- Task description -
State how many lines contain "Method", and write nothing except that count.

- Given data -
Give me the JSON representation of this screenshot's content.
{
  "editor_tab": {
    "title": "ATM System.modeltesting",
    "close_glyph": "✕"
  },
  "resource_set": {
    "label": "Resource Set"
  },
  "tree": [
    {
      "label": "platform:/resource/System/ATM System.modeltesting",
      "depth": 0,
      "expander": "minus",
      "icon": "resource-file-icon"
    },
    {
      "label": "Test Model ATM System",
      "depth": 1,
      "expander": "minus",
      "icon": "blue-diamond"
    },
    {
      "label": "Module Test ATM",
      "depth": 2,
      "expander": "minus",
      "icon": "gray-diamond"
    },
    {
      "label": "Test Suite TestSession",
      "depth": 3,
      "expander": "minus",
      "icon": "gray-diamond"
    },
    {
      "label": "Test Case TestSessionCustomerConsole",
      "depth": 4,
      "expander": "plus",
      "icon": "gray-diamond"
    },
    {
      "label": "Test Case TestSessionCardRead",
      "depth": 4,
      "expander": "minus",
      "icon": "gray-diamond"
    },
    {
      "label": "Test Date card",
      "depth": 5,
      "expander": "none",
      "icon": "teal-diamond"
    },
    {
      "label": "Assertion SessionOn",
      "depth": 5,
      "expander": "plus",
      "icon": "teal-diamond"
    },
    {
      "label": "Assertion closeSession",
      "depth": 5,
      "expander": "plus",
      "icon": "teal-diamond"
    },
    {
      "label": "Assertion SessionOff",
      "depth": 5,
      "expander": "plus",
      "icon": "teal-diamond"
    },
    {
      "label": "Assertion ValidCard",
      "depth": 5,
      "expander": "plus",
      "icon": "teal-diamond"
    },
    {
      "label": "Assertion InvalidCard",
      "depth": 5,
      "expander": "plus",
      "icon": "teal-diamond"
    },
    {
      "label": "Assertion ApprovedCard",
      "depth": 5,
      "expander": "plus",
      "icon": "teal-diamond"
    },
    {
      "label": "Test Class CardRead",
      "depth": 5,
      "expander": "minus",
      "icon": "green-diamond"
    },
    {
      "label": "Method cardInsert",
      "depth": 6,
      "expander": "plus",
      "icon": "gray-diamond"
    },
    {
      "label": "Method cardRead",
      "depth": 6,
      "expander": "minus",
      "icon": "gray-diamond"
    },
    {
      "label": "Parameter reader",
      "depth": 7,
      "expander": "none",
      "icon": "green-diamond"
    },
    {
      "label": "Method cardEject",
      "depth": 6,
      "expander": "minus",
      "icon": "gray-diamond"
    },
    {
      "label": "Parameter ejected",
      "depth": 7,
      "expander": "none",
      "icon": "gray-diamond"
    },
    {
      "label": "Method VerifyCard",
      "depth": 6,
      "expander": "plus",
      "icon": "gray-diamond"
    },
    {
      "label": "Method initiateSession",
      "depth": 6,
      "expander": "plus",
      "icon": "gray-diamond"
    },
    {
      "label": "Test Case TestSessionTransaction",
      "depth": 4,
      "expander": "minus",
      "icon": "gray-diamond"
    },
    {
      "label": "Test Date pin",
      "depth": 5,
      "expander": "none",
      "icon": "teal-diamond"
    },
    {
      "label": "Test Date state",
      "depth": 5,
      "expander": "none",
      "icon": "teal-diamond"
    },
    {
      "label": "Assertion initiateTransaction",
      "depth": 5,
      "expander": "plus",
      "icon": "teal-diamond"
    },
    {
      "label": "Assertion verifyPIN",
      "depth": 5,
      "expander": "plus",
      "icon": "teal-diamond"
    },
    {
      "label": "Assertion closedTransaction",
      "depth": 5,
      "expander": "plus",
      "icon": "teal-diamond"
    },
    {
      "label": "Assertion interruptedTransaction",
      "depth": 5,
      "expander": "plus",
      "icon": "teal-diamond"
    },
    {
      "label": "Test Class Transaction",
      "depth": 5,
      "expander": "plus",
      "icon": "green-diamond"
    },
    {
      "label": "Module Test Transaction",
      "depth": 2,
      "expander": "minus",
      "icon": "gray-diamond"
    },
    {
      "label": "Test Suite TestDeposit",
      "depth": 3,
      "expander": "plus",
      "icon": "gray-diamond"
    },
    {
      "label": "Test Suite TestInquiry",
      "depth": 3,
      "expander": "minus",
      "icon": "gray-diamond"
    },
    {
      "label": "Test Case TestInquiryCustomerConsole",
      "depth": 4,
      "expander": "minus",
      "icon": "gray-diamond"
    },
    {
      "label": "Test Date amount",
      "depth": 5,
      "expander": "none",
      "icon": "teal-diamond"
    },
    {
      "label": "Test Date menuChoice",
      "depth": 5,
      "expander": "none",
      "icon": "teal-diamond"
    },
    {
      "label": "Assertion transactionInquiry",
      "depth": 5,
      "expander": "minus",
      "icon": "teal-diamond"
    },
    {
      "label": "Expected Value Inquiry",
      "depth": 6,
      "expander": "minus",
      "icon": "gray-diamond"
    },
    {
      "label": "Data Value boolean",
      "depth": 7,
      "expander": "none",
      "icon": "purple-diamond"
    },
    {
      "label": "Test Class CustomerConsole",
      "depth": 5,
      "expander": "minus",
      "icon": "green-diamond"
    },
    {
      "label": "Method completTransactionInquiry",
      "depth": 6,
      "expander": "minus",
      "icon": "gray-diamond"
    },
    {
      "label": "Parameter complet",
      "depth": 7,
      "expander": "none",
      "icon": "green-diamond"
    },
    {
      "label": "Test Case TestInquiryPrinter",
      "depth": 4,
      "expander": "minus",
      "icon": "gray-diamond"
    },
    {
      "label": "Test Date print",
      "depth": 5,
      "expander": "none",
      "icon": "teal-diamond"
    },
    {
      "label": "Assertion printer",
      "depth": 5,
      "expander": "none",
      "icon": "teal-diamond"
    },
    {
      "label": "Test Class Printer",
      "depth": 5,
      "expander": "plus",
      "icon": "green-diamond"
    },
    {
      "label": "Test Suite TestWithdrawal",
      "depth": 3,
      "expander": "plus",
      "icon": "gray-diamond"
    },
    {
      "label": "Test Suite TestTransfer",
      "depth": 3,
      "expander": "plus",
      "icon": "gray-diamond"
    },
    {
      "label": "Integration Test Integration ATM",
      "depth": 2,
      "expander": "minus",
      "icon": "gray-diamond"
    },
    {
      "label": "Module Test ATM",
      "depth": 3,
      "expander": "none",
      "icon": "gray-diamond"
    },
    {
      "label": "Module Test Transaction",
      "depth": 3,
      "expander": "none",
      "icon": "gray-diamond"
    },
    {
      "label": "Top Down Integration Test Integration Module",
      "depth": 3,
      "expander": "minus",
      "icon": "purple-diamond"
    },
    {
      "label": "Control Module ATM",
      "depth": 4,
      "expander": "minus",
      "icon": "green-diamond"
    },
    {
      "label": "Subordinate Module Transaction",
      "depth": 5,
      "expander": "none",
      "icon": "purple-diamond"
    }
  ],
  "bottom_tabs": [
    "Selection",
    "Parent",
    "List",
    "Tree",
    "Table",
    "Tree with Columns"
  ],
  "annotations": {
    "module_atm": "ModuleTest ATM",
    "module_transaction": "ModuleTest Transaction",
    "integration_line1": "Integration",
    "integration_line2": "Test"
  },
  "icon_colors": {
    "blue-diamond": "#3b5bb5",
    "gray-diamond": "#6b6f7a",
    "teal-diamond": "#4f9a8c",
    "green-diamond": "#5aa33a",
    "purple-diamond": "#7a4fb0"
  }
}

- Solution to the problem -
6